== Data for the task

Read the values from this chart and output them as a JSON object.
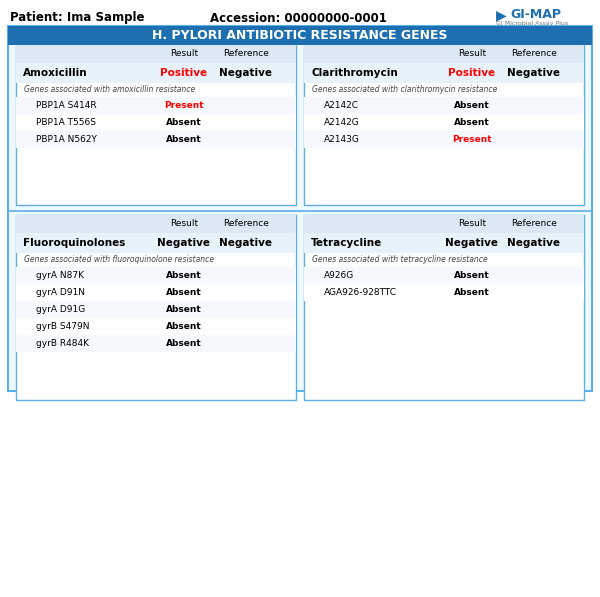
{
  "title": "H. PYLORI ANTIBIOTIC RESISTANCE GENES",
  "patient": "Patient: Ima Sample",
  "accession": "Accession: 00000000-0001",
  "bg_color": "#ffffff",
  "header_bg": "#1e6faf",
  "header_text_color": "#ffffff",
  "table_header_bg": "#dce9f5",
  "outer_border": "#5ab0e8",
  "inner_border": "#5ab0e8",
  "row_highlight": "#e8f2fb",
  "panels": [
    {
      "id": "amoxicillin",
      "col": 0,
      "row": 0,
      "drug": "Amoxicillin",
      "drug_result": "Positive",
      "drug_result_color": "#ff0000",
      "drug_reference": "Negative",
      "gene_label": "Genes associated with amoxicillin resistance",
      "genes": [
        {
          "name": "PBP1A S414R",
          "result": "Present",
          "result_color": "#ff0000"
        },
        {
          "name": "PBP1A T556S",
          "result": "Absent",
          "result_color": "#000000"
        },
        {
          "name": "PBP1A N562Y",
          "result": "Absent",
          "result_color": "#000000"
        }
      ]
    },
    {
      "id": "clarithromycin",
      "col": 1,
      "row": 0,
      "drug": "Clarithromycin",
      "drug_result": "Positive",
      "drug_result_color": "#ff0000",
      "drug_reference": "Negative",
      "gene_label": "Genes associated with clarithromycin resistance",
      "genes": [
        {
          "name": "A2142C",
          "result": "Absent",
          "result_color": "#000000"
        },
        {
          "name": "A2142G",
          "result": "Absent",
          "result_color": "#000000"
        },
        {
          "name": "A2143G",
          "result": "Present",
          "result_color": "#ff0000"
        }
      ]
    },
    {
      "id": "fluoroquinolones",
      "col": 0,
      "row": 1,
      "drug": "Fluoroquinolones",
      "drug_result": "Negative",
      "drug_result_color": "#000000",
      "drug_reference": "Negative",
      "gene_label": "Genes associated with fluoroquinolone resistance",
      "genes": [
        {
          "name": "gyrA N87K",
          "result": "Absent",
          "result_color": "#000000"
        },
        {
          "name": "gyrA D91N",
          "result": "Absent",
          "result_color": "#000000"
        },
        {
          "name": "gyrA D91G",
          "result": "Absent",
          "result_color": "#000000"
        },
        {
          "name": "gyrB S479N",
          "result": "Absent",
          "result_color": "#000000"
        },
        {
          "name": "gyrB R484K",
          "result": "Absent",
          "result_color": "#000000"
        }
      ]
    },
    {
      "id": "tetracycline",
      "col": 1,
      "row": 1,
      "drug": "Tetracycline",
      "drug_result": "Negative",
      "drug_result_color": "#000000",
      "drug_reference": "Negative",
      "gene_label": "Genes associated with tetracycline resistance",
      "genes": [
        {
          "name": "A926G",
          "result": "Absent",
          "result_color": "#000000"
        },
        {
          "name": "AGA926-928TTC",
          "result": "Absent",
          "result_color": "#000000"
        }
      ]
    }
  ]
}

====

- **Required work**: Leave the pictures out and reproduce all of the records exactly.

- **Problem solution**:
Read the values from this chart and output them as a JSON object.
{
  "title": "H. PYLORI ANTIBIOTIC RESISTANCE GENES",
  "patient": "Patient: Ima Sample",
  "accession": "Accession: 00000000-0001",
  "bg_color": "#ffffff",
  "header_bg": "#1e6faf",
  "header_text_color": "#ffffff",
  "table_header_bg": "#dce9f5",
  "outer_border": "#5ab0e8",
  "inner_border": "#5ab0e8",
  "row_highlight": "#e8f2fb",
  "panels": [
    {
      "id": "amoxicillin",
      "col": 0,
      "row": 0,
      "drug": "Amoxicillin",
      "drug_result": "Positive",
      "drug_result_color": "#ff0000",
      "drug_reference": "Negative",
      "gene_label": "Genes associated with amoxicillin resistance",
      "genes": [
        {
          "name": "PBP1A S414R",
          "result": "Present",
          "result_color": "#ff0000"
        },
        {
          "name": "PBP1A T556S",
          "result": "Absent",
          "result_color": "#000000"
        },
        {
          "name": "PBP1A N562Y",
          "result": "Absent",
          "result_color": "#000000"
        }
      ]
    },
    {
      "id": "clarithromycin",
      "col": 1,
      "row": 0,
      "drug": "Clarithromycin",
      "drug_result": "Positive",
      "drug_result_color": "#ff0000",
      "drug_reference": "Negative",
      "gene_label": "Genes associated with clarithromycin resistance",
      "genes": [
        {
          "name": "A2142C",
          "result": "Absent",
          "result_color": "#000000"
        },
        {
          "name": "A2142G",
          "result": "Absent",
          "result_color": "#000000"
        },
        {
          "name": "A2143G",
          "result": "Present",
          "result_color": "#ff0000"
        }
      ]
    },
    {
      "id": "fluoroquinolones",
      "col": 0,
      "row": 1,
      "drug": "Fluoroquinolones",
      "drug_result": "Negative",
      "drug_result_color": "#000000",
      "drug_reference": "Negative",
      "gene_label": "Genes associated with fluoroquinolone resistance",
      "genes": [
        {
          "name": "gyrA N87K",
          "result": "Absent",
          "result_color": "#000000"
        },
        {
          "name": "gyrA D91N",
          "result": "Absent",
          "result_color": "#000000"
        },
        {
          "name": "gyrA D91G",
          "result": "Absent",
          "result_color": "#000000"
        },
        {
          "name": "gyrB S479N",
          "result": "Absent",
          "result_color": "#000000"
        },
        {
          "name": "gyrB R484K",
          "result": "Absent",
          "result_color": "#000000"
        }
      ]
    },
    {
      "id": "tetracycline",
      "col": 1,
      "row": 1,
      "drug": "Tetracycline",
      "drug_result": "Negative",
      "drug_result_color": "#000000",
      "drug_reference": "Negative",
      "gene_label": "Genes associated with tetracycline resistance",
      "genes": [
        {
          "name": "A926G",
          "result": "Absent",
          "result_color": "#000000"
        },
        {
          "name": "AGA926-928TTC",
          "result": "Absent",
          "result_color": "#000000"
        }
      ]
    }
  ]
}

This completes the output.